§ TASK STATEMENT: Repeat everything in the material exactly.

## begin

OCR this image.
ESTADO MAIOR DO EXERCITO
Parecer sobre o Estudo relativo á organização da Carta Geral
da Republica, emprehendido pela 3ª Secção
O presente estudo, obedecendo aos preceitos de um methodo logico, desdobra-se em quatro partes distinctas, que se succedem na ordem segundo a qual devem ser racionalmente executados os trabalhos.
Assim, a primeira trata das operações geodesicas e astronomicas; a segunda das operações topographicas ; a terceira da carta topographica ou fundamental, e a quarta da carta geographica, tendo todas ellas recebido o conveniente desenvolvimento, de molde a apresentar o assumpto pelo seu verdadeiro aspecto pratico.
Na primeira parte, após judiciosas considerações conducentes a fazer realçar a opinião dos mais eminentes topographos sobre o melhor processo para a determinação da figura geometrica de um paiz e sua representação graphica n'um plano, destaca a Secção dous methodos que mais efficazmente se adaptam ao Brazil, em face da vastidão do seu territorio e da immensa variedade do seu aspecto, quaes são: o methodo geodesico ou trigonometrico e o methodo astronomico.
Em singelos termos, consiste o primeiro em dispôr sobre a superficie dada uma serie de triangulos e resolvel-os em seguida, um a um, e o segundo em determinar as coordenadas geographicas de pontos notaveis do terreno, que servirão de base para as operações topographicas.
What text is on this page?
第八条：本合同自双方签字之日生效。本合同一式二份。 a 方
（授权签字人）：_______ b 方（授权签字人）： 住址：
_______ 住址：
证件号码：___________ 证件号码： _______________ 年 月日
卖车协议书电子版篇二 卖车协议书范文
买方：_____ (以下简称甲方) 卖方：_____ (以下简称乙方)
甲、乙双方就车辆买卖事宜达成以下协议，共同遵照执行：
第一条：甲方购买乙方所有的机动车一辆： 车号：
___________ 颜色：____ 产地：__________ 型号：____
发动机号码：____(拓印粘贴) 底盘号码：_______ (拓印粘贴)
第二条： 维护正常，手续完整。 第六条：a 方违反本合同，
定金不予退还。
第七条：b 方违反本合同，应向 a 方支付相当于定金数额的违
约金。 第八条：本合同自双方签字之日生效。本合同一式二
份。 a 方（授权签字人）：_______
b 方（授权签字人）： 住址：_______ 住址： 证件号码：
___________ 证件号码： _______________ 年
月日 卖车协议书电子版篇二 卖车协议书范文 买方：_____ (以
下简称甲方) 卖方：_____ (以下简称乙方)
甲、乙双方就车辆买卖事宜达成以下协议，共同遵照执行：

## end

§ SOLUTION TO THIS TASK:
OCR this image.
ESTADO MAIOR DO EXERCITO
Parecer sobre o Estudo relativo á organização da Carta Geral
da Republica, emprehendido pela 3ª Secção
O presente estudo, obedecendo aos preceitos de um methodo logico, desdobra-se em quatro partes distinctas, que se succedem na ordem segundo a qual devem ser racionalmente executados os trabalhos.
Assim, a primeira trata das operações geodesicas e astronomicas; a segunda das operações topographicas ; a terceira da carta topographica ou fundamental, e a quarta da carta geographica, tendo todas ellas recebido o conveniente desenvolvimento, de molde a apresentar o assumpto pelo seu verdadeiro aspecto pratico.
Na primeira parte, após judiciosas considerações conducentes a fazer realçar a opinião dos mais eminentes topographos sobre o melhor processo para a determinação da figura geometrica de um paiz e sua representação graphica n'um plano, destaca a Secção dous methodos que mais efficazmente se adaptam ao Brazil, em face da vastidão do seu territorio e da immensa variedade do seu aspecto, quaes são: o methodo geodesico ou trigonometrico e o methodo astronomico.
Em singelos termos, consiste o primeiro em dispôr sobre a superficie dada uma serie de triangulos e resolvel-os em seguida, um a um, e o segundo em determinar as coordenadas geographicas de pontos notaveis do terreno, que servirão de base para as operações topographicas.
What text is on this page?
第八条：本合同自双方签字之日生效。本合同一式二份。 a 方
（授权签字人）：_______ b 方（授权签字人）： 住址：
_______ 住址：
证件号码：___________ 证件号码： _______________ 年 月日
卖车协议书电子版篇二 卖车协议书范文
买方：_____ (以下简称甲方) 卖方：_____ (以下简称乙方)
甲、乙双方就车辆买卖事宜达成以下协议，共同遵照执行：
第一条：甲方购买乙方所有的机动车一辆： 车号：
___________ 颜色：____ 产地：__________ 型号：____
发动机号码：____(拓印粘贴) 底盘号码：_______ (拓印粘贴)
第二条： 维护正常，手续完整。 第六条：a 方违反本合同，
定金不予退还。
第七条：b 方违反本合同，应向 a 方支付相当于定金数额的违
约金。 第八条：本合同自双方签字之日生效。本合同一式二
份。 a 方（授权签字人）：_______
b 方（授权签字人）： 住址：_______ 住址： 证件号码：
___________ 证件号码： _______________ 年
月日 卖车协议书电子版篇二 卖车协议书范文 买方：_____ (以
下简称甲方) 卖方：_____ (以下简称乙方)
甲、乙双方就车辆买卖事宜达成以下协议，共同遵照执行：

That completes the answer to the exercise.